> _Problem_:
Quote the whole listing word for word, please.

> _Listed entries_:
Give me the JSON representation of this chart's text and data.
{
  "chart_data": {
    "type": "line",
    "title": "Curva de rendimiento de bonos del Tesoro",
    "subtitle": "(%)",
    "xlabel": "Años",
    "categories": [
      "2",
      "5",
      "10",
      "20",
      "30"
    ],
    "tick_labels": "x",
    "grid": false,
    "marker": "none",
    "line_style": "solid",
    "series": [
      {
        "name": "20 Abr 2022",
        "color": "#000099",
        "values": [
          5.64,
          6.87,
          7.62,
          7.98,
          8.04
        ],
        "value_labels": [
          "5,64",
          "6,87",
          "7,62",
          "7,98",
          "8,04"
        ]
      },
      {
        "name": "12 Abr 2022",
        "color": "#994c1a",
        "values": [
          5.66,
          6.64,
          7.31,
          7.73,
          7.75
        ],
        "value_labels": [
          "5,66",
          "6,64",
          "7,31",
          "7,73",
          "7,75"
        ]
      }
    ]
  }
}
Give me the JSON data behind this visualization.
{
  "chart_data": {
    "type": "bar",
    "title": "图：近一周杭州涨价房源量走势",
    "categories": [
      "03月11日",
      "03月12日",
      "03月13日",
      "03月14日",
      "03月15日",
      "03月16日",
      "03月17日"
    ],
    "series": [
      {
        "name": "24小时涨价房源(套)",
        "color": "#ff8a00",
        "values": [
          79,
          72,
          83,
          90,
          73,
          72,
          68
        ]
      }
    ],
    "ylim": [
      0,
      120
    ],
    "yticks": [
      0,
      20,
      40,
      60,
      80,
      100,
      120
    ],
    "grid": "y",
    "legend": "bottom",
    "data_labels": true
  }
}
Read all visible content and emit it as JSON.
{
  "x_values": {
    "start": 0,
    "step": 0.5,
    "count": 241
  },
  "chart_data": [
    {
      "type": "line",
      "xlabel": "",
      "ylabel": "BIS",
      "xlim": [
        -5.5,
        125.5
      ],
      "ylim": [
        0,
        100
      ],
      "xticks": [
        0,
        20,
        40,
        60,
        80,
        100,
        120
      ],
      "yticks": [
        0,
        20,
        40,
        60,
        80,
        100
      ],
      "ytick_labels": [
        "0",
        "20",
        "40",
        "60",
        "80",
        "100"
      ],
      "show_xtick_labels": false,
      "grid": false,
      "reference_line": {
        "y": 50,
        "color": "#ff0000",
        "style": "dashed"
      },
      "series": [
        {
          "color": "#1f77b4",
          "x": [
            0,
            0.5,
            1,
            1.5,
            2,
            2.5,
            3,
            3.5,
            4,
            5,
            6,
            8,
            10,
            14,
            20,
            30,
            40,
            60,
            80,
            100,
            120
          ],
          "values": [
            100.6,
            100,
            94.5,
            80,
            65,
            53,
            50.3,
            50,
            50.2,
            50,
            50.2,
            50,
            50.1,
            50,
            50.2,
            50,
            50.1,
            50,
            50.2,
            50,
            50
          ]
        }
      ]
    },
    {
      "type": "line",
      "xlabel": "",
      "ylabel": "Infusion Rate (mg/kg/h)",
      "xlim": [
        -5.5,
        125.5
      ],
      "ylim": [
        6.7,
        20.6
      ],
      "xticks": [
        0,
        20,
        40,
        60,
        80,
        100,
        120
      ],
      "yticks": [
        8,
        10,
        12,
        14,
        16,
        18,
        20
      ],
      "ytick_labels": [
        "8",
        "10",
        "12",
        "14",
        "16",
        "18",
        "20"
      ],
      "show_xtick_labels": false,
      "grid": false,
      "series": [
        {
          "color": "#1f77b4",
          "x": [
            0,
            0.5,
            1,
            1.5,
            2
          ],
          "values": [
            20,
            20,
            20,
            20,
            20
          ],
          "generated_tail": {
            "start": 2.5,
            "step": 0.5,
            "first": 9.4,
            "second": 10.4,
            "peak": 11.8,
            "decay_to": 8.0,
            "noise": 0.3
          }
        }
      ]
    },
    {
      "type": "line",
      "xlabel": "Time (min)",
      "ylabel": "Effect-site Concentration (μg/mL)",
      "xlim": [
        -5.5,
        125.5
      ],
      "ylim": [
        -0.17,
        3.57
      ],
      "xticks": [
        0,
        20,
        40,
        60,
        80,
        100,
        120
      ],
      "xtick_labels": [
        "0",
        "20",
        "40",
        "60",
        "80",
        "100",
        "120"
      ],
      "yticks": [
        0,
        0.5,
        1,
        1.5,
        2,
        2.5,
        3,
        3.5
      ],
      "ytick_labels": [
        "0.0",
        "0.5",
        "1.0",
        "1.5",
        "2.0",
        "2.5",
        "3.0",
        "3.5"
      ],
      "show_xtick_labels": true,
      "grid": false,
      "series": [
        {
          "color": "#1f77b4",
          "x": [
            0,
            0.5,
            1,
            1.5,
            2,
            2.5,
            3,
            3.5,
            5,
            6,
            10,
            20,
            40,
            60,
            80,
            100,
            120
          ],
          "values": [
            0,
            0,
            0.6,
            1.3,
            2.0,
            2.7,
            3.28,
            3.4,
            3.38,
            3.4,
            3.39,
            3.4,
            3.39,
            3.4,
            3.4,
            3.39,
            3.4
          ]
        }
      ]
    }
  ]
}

> _Expected answer_:
Give me the JSON representation of this chart's text and data.
{
  "chart_data": {
    "type": "line",
    "title": "Curva de rendimiento de bonos del Tesoro",
    "subtitle": "(%)",
    "xlabel": "Años",
    "categories": [
      "2",
      "5",
      "10",
      "20",
      "30"
    ],
    "tick_labels": "x",
    "grid": false,
    "marker": "none",
    "line_style": "solid",
    "series": [
      {
        "name": "20 Abr 2022",
        "color": "#000099",
        "values": [
          5.64,
          6.87,
          7.62,
          7.98,
          8.04
        ],
        "value_labels": [
          "5,64",
          "6,87",
          "7,62",
          "7,98",
          "8,04"
        ]
      },
      {
        "name": "12 Abr 2022",
        "color": "#994c1a",
        "values": [
          5.66,
          6.64,
          7.31,
          7.73,
          7.75
        ],
        "value_labels": [
          "5,66",
          "6,64",
          "7,31",
          "7,73",
          "7,75"
        ]
      }
    ]
  }
}
Give me the JSON data behind this visualization.
{
  "chart_data": {
    "type": "bar",
    "title": "图：近一周杭州涨价房源量走势",
    "categories": [
      "03月11日",
      "03月12日",
      "03月13日",
      "03月14日",
      "03月15日",
      "03月16日",
      "03月17日"
    ],
    "series": [
      {
        "name": "24小时涨价房源(套)",
        "color": "#ff8a00",
        "values": [
          79,
          72,
          83,
          90,
          73,
          72,
          68
        ]
      }
    ],
    "ylim": [
      0,
      120
    ],
    "yticks": [
      0,
      20,
      40,
      60,
      80,
      100,
      120
    ],
    "grid": "y",
    "legend": "bottom",
    "data_labels": true
  }
}
Read all visible content and emit it as JSON.
{
  "x_values": {
    "start": 0,
    "step": 0.5,
    "count": 241
  },
  "chart_data": [
    {
      "type": "line",
      "xlabel": "",
      "ylabel": "BIS",
      "xlim": [
        -5.5,
        125.5
      ],
      "ylim": [
        0,
        100
      ],
      "xticks": [
        0,
        20,
        40,
        60,
        80,
        100,
        120
      ],
      "yticks": [
        0,
        20,
        40,
        60,
        80,
        100
      ],
      "ytick_labels": [
        "0",
        "20",
        "40",
        "60",
        "80",
        "100"
      ],
      "show_xtick_labels": false,
      "grid": false,
      "reference_line": {
        "y": 50,
        "color": "#ff0000",
        "style": "dashed"
      },
      "series": [
        {
          "color": "#1f77b4",
          "x": [
            0,
            0.5,
            1,
            1.5,
            2,
            2.5,
            3,
            3.5,
            4,
            5,
            6,
            8,
            10,
            14,
            20,
            30,
            40,
            60,
            80,
            100,
            120
          ],
          "values": [
            100.6,
            100,
            94.5,
            80,
            65,
            53,
            50.3,
            50,
            50.2,
            50,
            50.2,
            50,
            50.1,
            50,
            50.2,
            50,
            50.1,
            50,
            50.2,
            50,
            50
          ]
        }
      ]
    },
    {
      "type": "line",
      "xlabel": "",
      "ylabel": "Infusion Rate (mg/kg/h)",
      "xlim": [
        -5.5,
        125.5
      ],
      "ylim": [
        6.7,
        20.6
      ],
      "xticks": [
        0,
        20,
        40,
        60,
        80,
        100,
        120
      ],
      "yticks": [
        8,
        10,
        12,
        14,
        16,
        18,
        20
      ],
      "ytick_labels": [
        "8",
        "10",
        "12",
        "14",
        "16",
        "18",
        "20"
      ],
      "show_xtick_labels": false,
      "grid": false,
      "series": [
        {
          "color": "#1f77b4",
          "x": [
            0,
            0.5,
            1,
            1.5,
            2
          ],
          "values": [
            20,
            20,
            20,
            20,
            20
          ],
          "generated_tail": {
            "start": 2.5,
            "step": 0.5,
            "first": 9.4,
            "second": 10.4,
            "peak": 11.8,
            "decay_to": 8.0,
            "noise": 0.3
          }
        }
      ]
    },
    {
      "type": "line",
      "xlabel": "Time (min)",
      "ylabel": "Effect-site Concentration (μg/mL)",
      "xlim": [
        -5.5,
        125.5
      ],
      "ylim": [
        -0.17,
        3.57
      ],
      "xticks": [
        0,
        20,
        40,
        60,
        80,
        100,
        120
      ],
      "xtick_labels": [
        "0",
        "20",
        "40",
        "60",
        "80",
        "100",
        "120"
      ],
      "yticks": [
        0,
        0.5,
        1,
        1.5,
        2,
        2.5,
        3,
        3.5
      ],
      "ytick_labels": [
        "0.0",
        "0.5",
        "1.0",
        "1.5",
        "2.0",
        "2.5",
        "3.0",
        "3.5"
      ],
      "show_xtick_labels": true,
      "grid": false,
      "series": [
        {
          "color": "#1f77b4",
          "x": [
            0,
            0.5,
            1,
            1.5,
            2,
            2.5,
            3,
            3.5,
            5,
            6,
            10,
            20,
            40,
            60,
            80,
            100,
            120
          ],
          "values": [
            0,
            0,
            0.6,
            1.3,
            2.0,
            2.7,
            3.28,
            3.4,
            3.38,
            3.4,
            3.39,
            3.4,
            3.39,
            3.4,
            3.4,
            3.39,
            3.4
          ]
        }
      ]
    }
  ]
}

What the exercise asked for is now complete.